[RECORDS SUPPLIED]
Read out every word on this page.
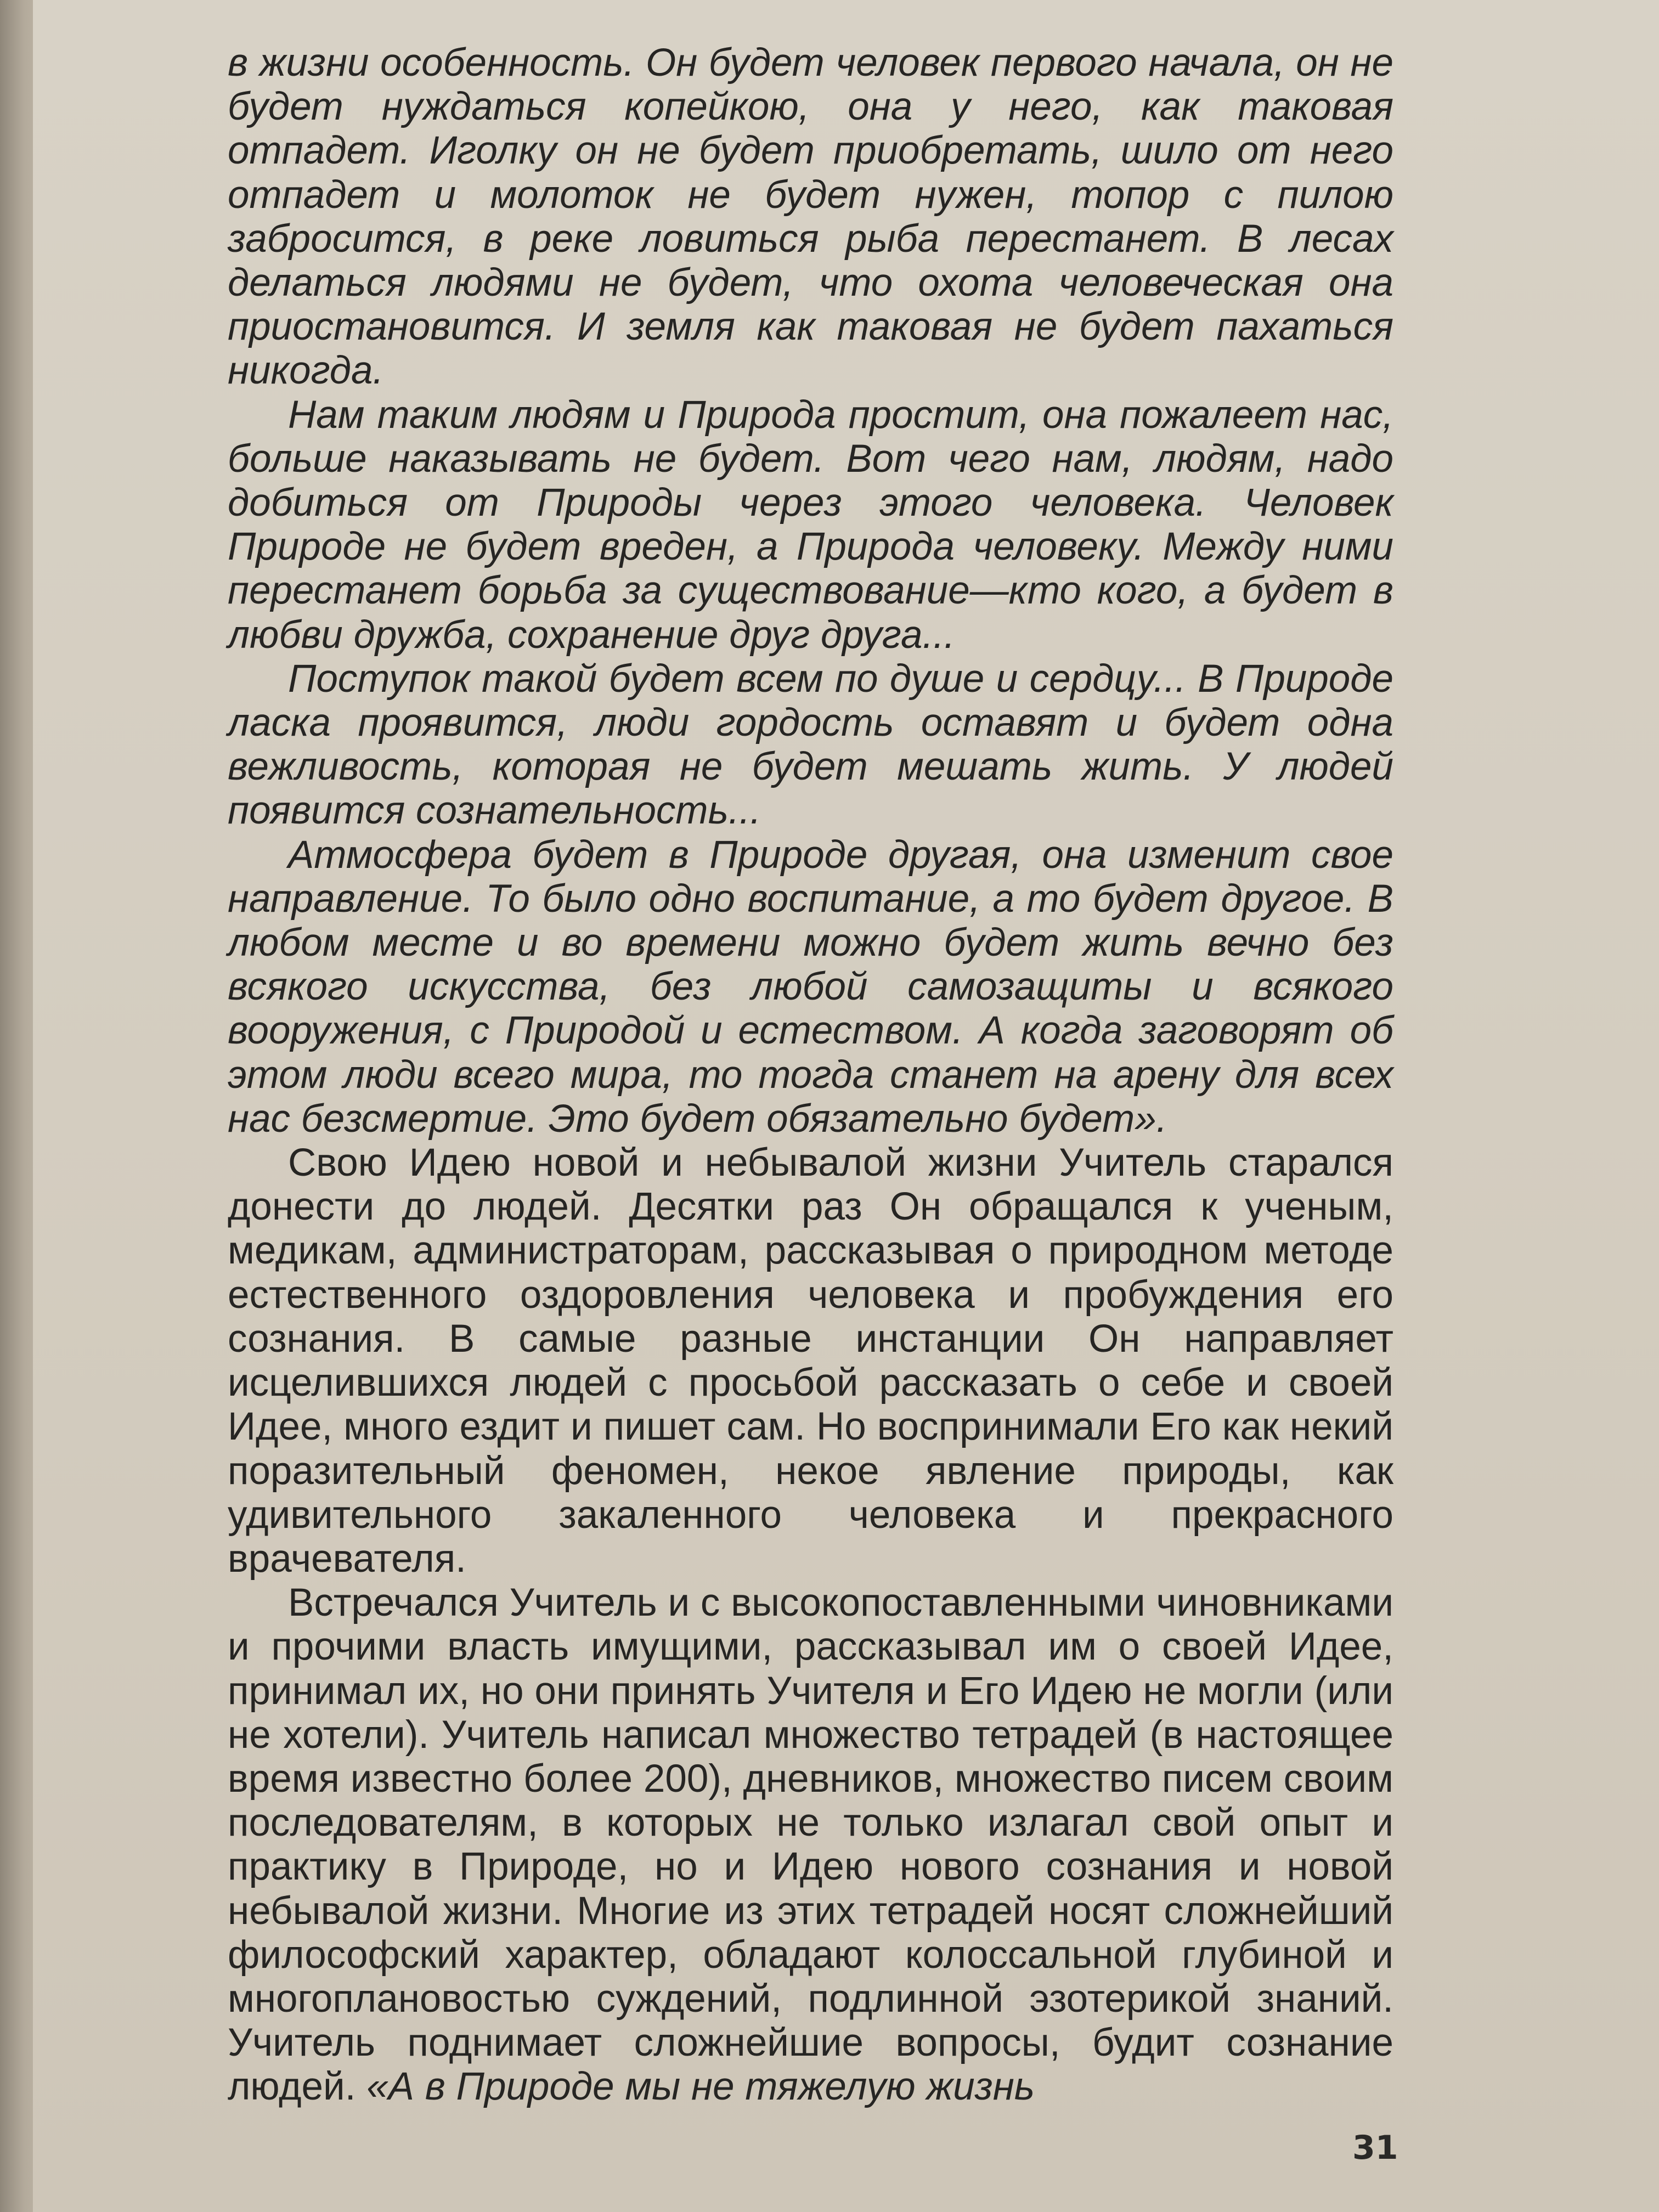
в жизни особенность. Он будет человек первого начала, он не будет нуждаться копейкою, она у него, как таковая отпадет. Иголку он не будет приобретать, шило от него отпадет и молоток не будет нужен, топор с пилою забросится, в реке ловиться рыба перестанет. В лесах делаться людями не будет, что охота человеческая она приостановится. И земля как таковая не будет пахаться никогда.

Нам таким людям и Природа простит, она пожалеет нас, больше наказывать не будет. Вот чего нам, людям, надо добиться от Природы через этого человека. Человек Природе не будет вреден, а Природа человеку. Между ними перестанет борьба за существование—кто кого, а будет в любви дружба, сохранение друг друга...

Поступок такой будет всем по душе и сердцу... В Природе ласка проявится, люди гордость оставят и будет одна вежливость, которая не будет мешать жить. У людей появится сознательность...

Атмосфера будет в Природе другая, она изменит свое направление. То было одно воспитание, а то будет другое. В любом месте и во времени можно будет жить вечно без всякого искусства, без любой самозащиты и всякого вооружения, с Природой и естеством. А когда заговорят об этом люди всего мира, то тогда станет на арену для всех нас безсмертие. Это будет обязательно будет».

Свою Идею новой и небывалой жизни Учитель старался донести до людей. Десятки раз Он обращался к ученым, медикам, администраторам, рассказывая о природном методе естественного оздоровления человека и пробуждения его сознания. В самые разные инстанции Он направляет исцелившихся людей с просьбой рассказать о себе и своей Идее, много ездит и пишет сам. Но воспринимали Его как некий поразительный феномен, некое явление природы, как удивительного закаленного человека и прекрасного врачевателя.

Встречался Учитель и с высокопоставленными чиновниками и прочими власть имущими, рассказывал им о своей Идее, принимал их, но они принять Учителя и Его Идею не могли (или не хотели). Учитель написал множество тетрадей (в настоящее время известно более 200), дневников, множество писем своим последователям, в которых не только излагал свой опыт и практику в Природе, но и Идею нового сознания и новой небывалой жизни. Многие из этих тетрадей носят сложнейший философский характер, обладают колоссальной глубиной и многоплановостью суждений, подлинной эзотерикой знаний. Учитель поднимает сложнейшие вопросы, будит сознание людей. «А в Природе мы не тяжелую жизнь

31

[STATED PROBLEM] Only the number is wanted: how many lines in the data include the string "перестанет"?

[WRITTEN RESPONSE] 2